**GIVEN RECORDS**.

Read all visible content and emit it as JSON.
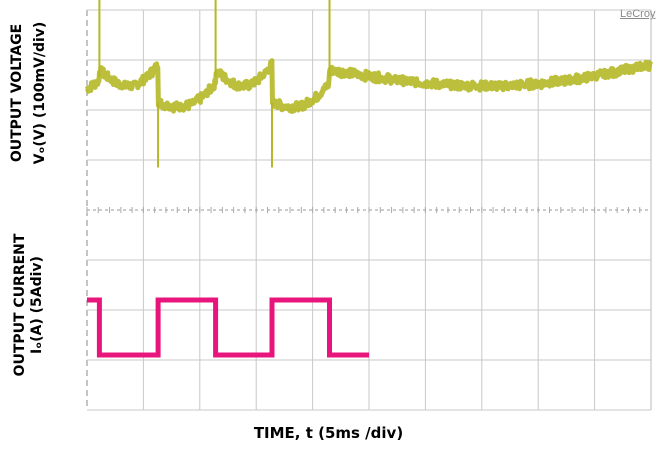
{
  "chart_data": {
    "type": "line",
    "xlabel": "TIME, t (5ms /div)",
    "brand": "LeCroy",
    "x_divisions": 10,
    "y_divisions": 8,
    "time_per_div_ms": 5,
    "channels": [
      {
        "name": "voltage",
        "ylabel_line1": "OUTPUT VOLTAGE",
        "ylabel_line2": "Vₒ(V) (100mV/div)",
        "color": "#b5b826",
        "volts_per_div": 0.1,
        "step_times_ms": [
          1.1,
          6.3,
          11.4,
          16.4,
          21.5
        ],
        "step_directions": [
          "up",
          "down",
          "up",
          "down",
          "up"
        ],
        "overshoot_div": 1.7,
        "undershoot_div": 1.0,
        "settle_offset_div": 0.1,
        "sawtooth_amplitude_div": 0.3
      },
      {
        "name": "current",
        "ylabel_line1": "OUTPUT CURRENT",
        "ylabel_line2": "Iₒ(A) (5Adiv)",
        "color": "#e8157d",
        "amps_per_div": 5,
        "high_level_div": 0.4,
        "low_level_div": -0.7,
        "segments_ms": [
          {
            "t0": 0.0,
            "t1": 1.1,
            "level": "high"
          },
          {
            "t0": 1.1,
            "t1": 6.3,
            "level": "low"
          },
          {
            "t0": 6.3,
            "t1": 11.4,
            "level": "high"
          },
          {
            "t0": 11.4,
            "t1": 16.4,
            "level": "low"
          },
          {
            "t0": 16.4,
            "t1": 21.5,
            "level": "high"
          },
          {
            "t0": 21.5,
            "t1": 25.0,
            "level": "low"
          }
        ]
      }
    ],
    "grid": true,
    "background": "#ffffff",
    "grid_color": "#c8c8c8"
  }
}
* * *
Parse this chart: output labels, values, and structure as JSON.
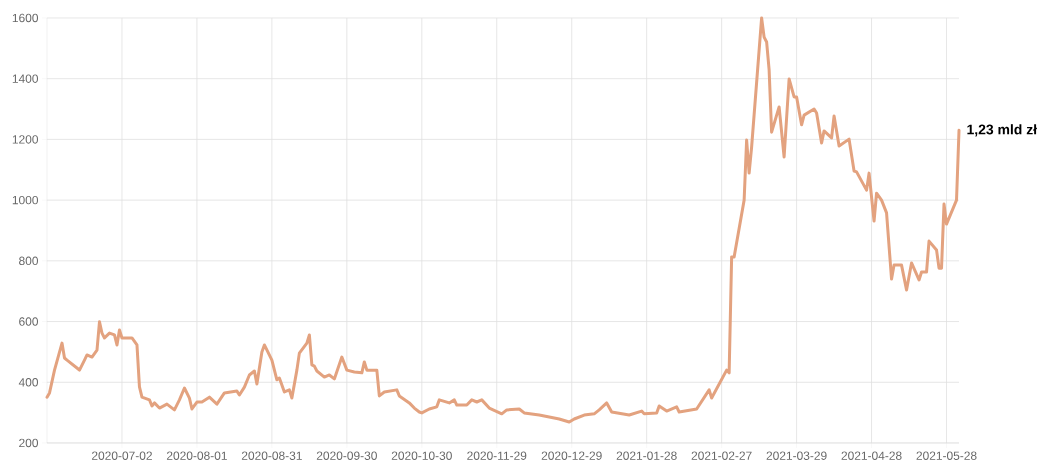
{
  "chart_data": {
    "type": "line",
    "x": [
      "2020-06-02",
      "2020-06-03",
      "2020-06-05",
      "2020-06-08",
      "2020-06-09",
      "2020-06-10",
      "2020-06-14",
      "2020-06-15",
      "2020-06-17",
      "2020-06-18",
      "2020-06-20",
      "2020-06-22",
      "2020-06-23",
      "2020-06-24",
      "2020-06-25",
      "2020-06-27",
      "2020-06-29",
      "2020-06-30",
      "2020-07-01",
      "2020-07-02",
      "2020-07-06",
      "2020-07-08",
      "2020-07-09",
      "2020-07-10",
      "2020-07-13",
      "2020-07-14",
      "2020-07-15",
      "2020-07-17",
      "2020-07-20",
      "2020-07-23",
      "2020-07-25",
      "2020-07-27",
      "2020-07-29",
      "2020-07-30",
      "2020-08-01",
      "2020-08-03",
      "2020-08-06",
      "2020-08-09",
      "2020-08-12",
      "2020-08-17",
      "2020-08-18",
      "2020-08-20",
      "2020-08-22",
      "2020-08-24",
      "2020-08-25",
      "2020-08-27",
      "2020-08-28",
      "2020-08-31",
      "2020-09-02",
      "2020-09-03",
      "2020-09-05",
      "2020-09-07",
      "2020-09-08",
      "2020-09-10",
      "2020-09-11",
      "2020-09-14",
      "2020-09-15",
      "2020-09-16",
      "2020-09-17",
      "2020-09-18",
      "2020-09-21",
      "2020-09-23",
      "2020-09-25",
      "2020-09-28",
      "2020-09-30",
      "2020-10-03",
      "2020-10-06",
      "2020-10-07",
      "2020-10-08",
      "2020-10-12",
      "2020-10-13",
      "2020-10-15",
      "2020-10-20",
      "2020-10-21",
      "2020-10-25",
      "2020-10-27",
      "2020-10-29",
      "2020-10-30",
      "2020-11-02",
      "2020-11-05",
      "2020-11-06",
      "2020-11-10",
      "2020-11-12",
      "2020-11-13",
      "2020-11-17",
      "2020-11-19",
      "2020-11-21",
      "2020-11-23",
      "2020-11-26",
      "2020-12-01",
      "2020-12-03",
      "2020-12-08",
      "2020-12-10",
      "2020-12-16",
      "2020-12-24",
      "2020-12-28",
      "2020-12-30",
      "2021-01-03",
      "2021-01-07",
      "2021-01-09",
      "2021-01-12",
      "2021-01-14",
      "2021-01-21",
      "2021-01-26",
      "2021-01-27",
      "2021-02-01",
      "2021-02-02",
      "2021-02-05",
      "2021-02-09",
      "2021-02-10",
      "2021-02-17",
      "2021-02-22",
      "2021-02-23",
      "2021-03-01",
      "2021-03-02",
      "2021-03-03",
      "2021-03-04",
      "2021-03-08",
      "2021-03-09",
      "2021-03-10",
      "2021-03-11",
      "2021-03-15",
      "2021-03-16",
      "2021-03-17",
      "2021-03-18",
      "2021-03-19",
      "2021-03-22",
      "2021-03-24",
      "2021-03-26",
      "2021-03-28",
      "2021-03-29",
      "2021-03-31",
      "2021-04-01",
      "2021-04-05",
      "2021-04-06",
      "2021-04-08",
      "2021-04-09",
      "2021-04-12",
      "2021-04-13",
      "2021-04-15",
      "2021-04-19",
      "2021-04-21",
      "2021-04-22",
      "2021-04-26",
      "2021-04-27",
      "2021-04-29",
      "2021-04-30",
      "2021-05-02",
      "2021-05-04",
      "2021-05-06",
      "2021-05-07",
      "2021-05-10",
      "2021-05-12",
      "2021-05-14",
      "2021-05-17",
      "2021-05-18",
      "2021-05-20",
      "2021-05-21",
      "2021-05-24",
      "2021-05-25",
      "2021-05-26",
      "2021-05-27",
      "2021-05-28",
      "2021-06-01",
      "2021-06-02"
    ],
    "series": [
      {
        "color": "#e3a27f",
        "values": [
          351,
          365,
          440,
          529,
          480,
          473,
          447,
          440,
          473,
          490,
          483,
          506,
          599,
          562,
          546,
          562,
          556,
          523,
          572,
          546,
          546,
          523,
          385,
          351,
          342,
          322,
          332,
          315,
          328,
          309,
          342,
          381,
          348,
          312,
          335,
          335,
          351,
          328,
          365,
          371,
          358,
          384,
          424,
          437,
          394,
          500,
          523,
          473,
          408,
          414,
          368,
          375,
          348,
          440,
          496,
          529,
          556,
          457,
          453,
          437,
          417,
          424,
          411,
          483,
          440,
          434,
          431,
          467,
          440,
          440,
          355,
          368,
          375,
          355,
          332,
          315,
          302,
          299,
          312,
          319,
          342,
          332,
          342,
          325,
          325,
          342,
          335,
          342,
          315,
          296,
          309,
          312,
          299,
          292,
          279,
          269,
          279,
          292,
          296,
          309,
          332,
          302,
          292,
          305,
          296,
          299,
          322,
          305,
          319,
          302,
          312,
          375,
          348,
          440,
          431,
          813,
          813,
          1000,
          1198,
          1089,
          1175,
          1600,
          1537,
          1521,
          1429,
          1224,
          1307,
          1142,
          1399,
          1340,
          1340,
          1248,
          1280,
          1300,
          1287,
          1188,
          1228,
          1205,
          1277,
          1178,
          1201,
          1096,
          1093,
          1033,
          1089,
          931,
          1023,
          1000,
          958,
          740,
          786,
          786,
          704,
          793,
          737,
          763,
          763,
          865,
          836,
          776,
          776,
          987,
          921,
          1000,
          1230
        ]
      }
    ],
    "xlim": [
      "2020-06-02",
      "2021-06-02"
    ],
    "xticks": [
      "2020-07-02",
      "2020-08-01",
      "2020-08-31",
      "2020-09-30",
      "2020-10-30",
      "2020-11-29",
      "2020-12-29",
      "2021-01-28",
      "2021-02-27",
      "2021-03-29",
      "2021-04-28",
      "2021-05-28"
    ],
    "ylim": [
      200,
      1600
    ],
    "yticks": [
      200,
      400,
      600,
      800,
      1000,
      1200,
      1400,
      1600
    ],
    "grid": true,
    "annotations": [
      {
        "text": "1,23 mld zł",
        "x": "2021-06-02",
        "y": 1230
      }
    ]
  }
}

**THE TASK**. Determine how many lines of the material include the string "JSON". Output only that count.

**THE REPLY**. 2